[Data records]
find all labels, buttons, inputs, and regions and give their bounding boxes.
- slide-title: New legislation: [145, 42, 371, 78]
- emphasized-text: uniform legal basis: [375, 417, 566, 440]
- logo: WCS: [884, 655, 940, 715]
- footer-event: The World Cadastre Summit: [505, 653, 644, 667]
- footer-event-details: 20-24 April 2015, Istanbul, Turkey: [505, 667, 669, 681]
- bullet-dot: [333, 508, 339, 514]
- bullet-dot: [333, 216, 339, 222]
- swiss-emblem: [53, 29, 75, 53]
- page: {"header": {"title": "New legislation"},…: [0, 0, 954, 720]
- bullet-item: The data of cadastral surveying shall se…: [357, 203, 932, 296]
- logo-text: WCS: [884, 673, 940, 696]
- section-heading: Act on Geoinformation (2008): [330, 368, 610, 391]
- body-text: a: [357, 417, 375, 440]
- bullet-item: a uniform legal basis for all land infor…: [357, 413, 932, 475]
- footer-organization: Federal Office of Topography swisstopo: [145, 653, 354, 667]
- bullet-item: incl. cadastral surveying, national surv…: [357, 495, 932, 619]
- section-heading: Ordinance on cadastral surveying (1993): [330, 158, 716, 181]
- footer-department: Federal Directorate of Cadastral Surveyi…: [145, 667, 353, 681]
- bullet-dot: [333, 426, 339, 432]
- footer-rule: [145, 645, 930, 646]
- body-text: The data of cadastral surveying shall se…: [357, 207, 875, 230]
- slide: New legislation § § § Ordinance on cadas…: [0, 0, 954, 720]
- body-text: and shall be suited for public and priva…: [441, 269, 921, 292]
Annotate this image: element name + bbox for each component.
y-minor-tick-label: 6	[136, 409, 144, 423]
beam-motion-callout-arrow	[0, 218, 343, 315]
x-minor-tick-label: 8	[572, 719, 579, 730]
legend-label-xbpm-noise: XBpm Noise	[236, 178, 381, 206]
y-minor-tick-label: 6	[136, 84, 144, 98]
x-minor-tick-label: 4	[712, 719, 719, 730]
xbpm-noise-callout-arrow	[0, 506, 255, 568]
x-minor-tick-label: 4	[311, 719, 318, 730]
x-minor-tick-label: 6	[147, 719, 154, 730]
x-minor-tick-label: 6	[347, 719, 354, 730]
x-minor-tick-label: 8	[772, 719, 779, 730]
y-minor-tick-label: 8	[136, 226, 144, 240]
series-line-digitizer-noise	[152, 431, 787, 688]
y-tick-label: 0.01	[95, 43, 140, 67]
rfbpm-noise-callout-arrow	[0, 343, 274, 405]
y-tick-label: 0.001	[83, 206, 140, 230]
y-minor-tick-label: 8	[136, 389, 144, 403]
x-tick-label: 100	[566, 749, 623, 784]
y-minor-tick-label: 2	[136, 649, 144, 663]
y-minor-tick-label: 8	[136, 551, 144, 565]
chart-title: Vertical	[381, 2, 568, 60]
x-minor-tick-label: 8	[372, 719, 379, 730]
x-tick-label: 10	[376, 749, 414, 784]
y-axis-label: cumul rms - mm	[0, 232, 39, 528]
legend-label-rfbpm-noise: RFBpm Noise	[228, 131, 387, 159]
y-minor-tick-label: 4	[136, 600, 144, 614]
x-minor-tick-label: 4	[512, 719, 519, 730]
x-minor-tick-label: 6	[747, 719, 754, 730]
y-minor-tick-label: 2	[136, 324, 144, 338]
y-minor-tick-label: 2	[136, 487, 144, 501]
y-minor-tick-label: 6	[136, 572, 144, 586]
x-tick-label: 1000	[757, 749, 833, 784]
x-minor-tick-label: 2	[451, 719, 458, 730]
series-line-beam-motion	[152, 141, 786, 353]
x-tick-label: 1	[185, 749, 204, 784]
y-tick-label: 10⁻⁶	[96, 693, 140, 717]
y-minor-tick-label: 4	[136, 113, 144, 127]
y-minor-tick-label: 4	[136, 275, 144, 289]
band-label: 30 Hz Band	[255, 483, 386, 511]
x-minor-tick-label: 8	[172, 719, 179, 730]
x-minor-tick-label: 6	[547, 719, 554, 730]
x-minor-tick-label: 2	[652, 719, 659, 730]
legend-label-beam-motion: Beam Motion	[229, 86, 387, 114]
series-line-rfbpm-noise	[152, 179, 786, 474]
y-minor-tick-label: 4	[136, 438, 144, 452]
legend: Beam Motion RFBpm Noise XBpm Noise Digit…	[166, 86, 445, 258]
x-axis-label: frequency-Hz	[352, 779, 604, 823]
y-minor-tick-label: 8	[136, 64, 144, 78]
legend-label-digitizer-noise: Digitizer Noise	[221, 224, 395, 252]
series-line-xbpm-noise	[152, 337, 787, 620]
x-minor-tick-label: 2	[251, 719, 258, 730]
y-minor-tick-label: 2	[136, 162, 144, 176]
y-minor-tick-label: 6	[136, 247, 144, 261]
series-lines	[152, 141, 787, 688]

Directive: Copy every line of the data above, character for character.

Solution:
find all labels, buttons, inputs, and regions and give their bounding boxes.
- slide-title: New legislation: [145, 42, 371, 78]
- emphasized-text: uniform legal basis: [375, 417, 566, 440]
- logo: WCS: [884, 655, 940, 715]
- footer-event: The World Cadastre Summit: [505, 653, 644, 667]
- footer-event-details: 20-24 April 2015, Istanbul, Turkey: [505, 667, 669, 681]
- bullet-dot: [333, 508, 339, 514]
- bullet-dot: [333, 216, 339, 222]
- swiss-emblem: [53, 29, 75, 53]
- page: {"header": {"title": "New legislation"},…: [0, 0, 954, 720]
- bullet-item: The data of cadastral surveying shall se…: [357, 203, 932, 296]
- logo-text: WCS: [884, 673, 940, 696]
- section-heading: Act on Geoinformation (2008): [330, 368, 610, 391]
- body-text: a: [357, 417, 375, 440]
- bullet-item: a uniform legal basis for all land infor…: [357, 413, 932, 475]
- footer-organization: Federal Office of Topography swisstopo: [145, 653, 354, 667]
- bullet-item: incl. cadastral surveying, national surv…: [357, 495, 932, 619]
- section-heading: Ordinance on cadastral surveying (1993): [330, 158, 716, 181]
- footer-department: Federal Directorate of Cadastral Surveyi…: [145, 667, 353, 681]
- bullet-dot: [333, 426, 339, 432]
- footer-rule: [145, 645, 930, 646]
- body-text: The data of cadastral surveying shall se…: [357, 207, 875, 230]
- slide: New legislation § § § Ordinance on cadas…: [0, 0, 954, 720]
- body-text: and shall be suited for public and priva…: [441, 269, 921, 292]
Annotate this image: element name + bbox for each component.
y-minor-tick-label: 6	[136, 409, 144, 423]
beam-motion-callout-arrow	[0, 218, 343, 315]
x-minor-tick-label: 8	[572, 719, 579, 730]
legend-label-xbpm-noise: XBpm Noise	[236, 178, 381, 206]
y-minor-tick-label: 6	[136, 84, 144, 98]
x-minor-tick-label: 4	[712, 719, 719, 730]
xbpm-noise-callout-arrow	[0, 506, 255, 568]
x-minor-tick-label: 4	[311, 719, 318, 730]
x-minor-tick-label: 6	[147, 719, 154, 730]
x-minor-tick-label: 6	[347, 719, 354, 730]
x-minor-tick-label: 8	[772, 719, 779, 730]
y-minor-tick-label: 8	[136, 226, 144, 240]
series-line-digitizer-noise	[152, 431, 787, 688]
y-tick-label: 0.01	[95, 43, 140, 67]
rfbpm-noise-callout-arrow	[0, 343, 274, 405]
y-tick-label: 0.001	[83, 206, 140, 230]
y-minor-tick-label: 8	[136, 389, 144, 403]
x-tick-label: 100	[566, 749, 623, 784]
y-minor-tick-label: 2	[136, 649, 144, 663]
y-minor-tick-label: 8	[136, 551, 144, 565]
chart-title: Vertical	[381, 2, 568, 60]
x-minor-tick-label: 8	[372, 719, 379, 730]
x-tick-label: 10	[376, 749, 414, 784]
y-axis-label: cumul rms - mm	[0, 232, 39, 528]
legend-label-rfbpm-noise: RFBpm Noise	[228, 131, 387, 159]
y-minor-tick-label: 4	[136, 600, 144, 614]
x-minor-tick-label: 4	[512, 719, 519, 730]
x-minor-tick-label: 6	[747, 719, 754, 730]
y-minor-tick-label: 2	[136, 324, 144, 338]
y-minor-tick-label: 2	[136, 487, 144, 501]
y-minor-tick-label: 6	[136, 572, 144, 586]
x-tick-label: 1000	[757, 749, 833, 784]
x-minor-tick-label: 2	[451, 719, 458, 730]
series-line-beam-motion	[152, 141, 786, 353]
x-tick-label: 1	[185, 749, 204, 784]
y-tick-label: 10⁻⁶	[96, 693, 140, 717]
y-minor-tick-label: 4	[136, 113, 144, 127]
y-minor-tick-label: 4	[136, 275, 144, 289]
band-label: 30 Hz Band	[255, 483, 386, 511]
x-minor-tick-label: 8	[172, 719, 179, 730]
x-minor-tick-label: 6	[547, 719, 554, 730]
x-minor-tick-label: 2	[652, 719, 659, 730]
legend-label-beam-motion: Beam Motion	[229, 86, 387, 114]
series-line-rfbpm-noise	[152, 179, 786, 474]
y-minor-tick-label: 4	[136, 438, 144, 452]
legend: Beam Motion RFBpm Noise XBpm Noise Digit…	[166, 86, 445, 258]
x-axis-label: frequency-Hz	[352, 779, 604, 823]
y-minor-tick-label: 8	[136, 64, 144, 78]
legend-label-digitizer-noise: Digitizer Noise	[221, 224, 395, 252]
series-line-xbpm-noise	[152, 337, 787, 620]
x-minor-tick-label: 2	[251, 719, 258, 730]
y-minor-tick-label: 2	[136, 162, 144, 176]
y-minor-tick-label: 6	[136, 247, 144, 261]
series-lines	[152, 141, 787, 688]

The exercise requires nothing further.